▶ THE TASK
Comb the records below for the string "Сети" and copy each line where it turns up.

▶ INPUT ROWS
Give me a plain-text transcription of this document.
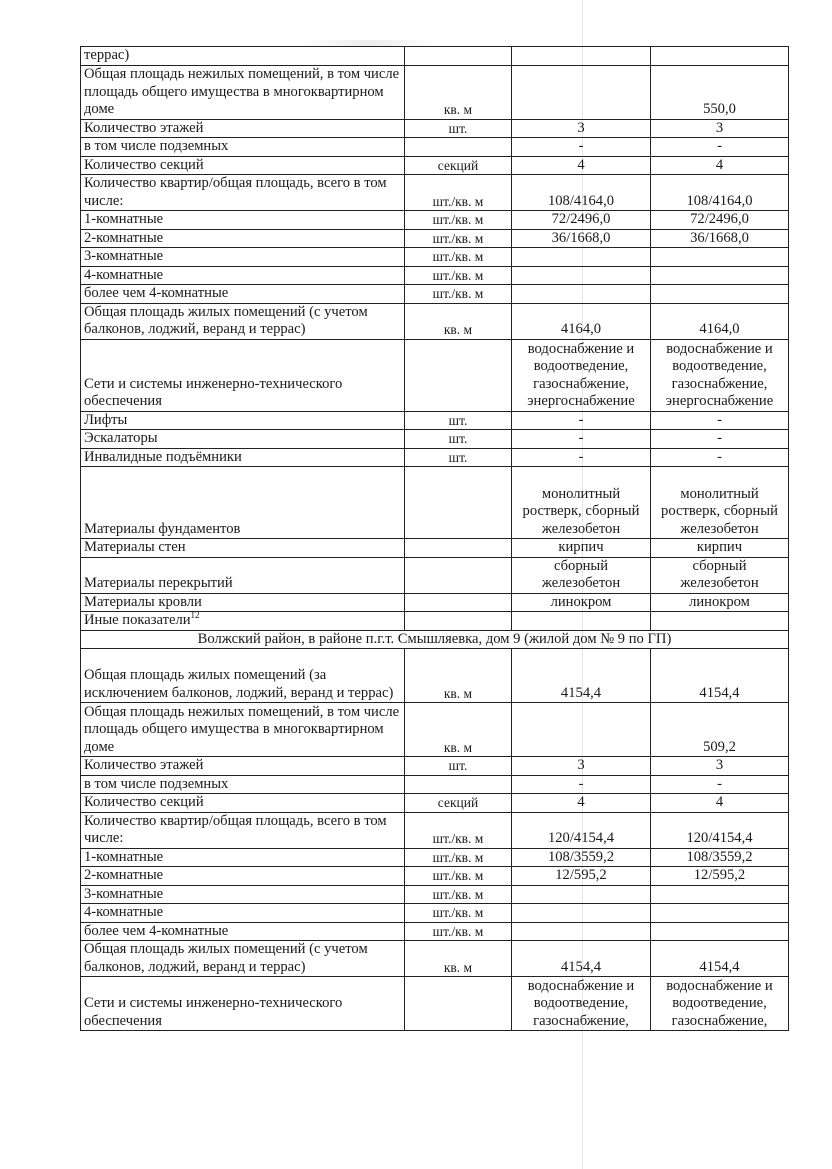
террас)			
Общая площадь нежилых помещений, в том числе площадь общего имущества в многоквартирном доме	кв. м		550,0
Количество этажей	шт.	3	3
в том числе подземных		-	-
Количество секций	секций	4	4
Количество квартир/общая площадь, всего в том числе:	шт./кв. м	108/4164,0	108/4164,0
1-комнатные	шт./кв. м	72/2496,0	72/2496,0
2-комнатные	шт./кв. м	36/1668,0	36/1668,0
3-комнатные	шт./кв. м		
4-комнатные	шт./кв. м		
более чем 4-комнатные	шт./кв. м		
Общая площадь жилых помещений (с учетом балконов, лоджий, веранд и террас)	кв. м	4164,0	4164,0
Сети и системы инженерно-технического обеспечения		водоснабжение и водоотведение, газоснабжение, энергоснабжение	водоснабжение и водоотведение, газоснабжение, энергоснабжение
Лифты	шт.	-	-
Эскалаторы	шт.	-	-
Инвалидные подъёмники	шт.	-	-
Материалы фундаментов		монолитный ростверк, сборный железобетон	монолитный ростверк, сборный железобетон
Материалы стен		кирпич	кирпич
Материалы перекрытий		сборный железобетон	сборный железобетон
Материалы кровли		линокром	линокром
Иные показатели$^{12}$			
Волжский район, в районе п.г.т. Смышляевка, дом 9 (жилой дом № 9 по ГП)			
Общая площадь жилых помещений (за исключением балконов, лоджий, веранд и террас)	кв. м	4154,4	4154,4
Общая площадь нежилых помещений, в том числе площадь общего имущества в многоквартирном доме	кв. м		509,2
Количество этажей	шт.	3	3
в том числе подземных		-	-
Количество секций	секций	4	4
Количество квартир/общая площадь, всего в том числе:	шт./кв. м	120/4154,4	120/4154,4
1-комнатные	шт./кв. м	108/3559,2	108/3559,2
2-комнатные	шт./кв. м	12/595,2	12/595,2
3-комнатные	шт./кв. м		
4-комнатные	шт./кв. м		
более чем 4-комнатные	шт./кв. м		
Общая площадь жилых помещений (с учетом балконов, лоджий, веранд и террас)	кв. м	4154,4	4154,4
Сети и системы инженерно-технического обеспечения		водоснабжение и водоотведение, газоснабжение,	водоснабжение и водоотведение, газоснабжение,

▶ RESPONSE FOR THIS EXERCISE
Сети и системы инженерно-технического обеспечения		водоснабжение и водоотведение, газоснабжение, энергоснабжение	водоснабжение и водоотведение, газоснабжение, энергоснабжение
Сети и системы инженерно-технического обеспечения		водоснабжение и водоотведение, газоснабжение,	водоснабжение и водоотведение, газоснабжение,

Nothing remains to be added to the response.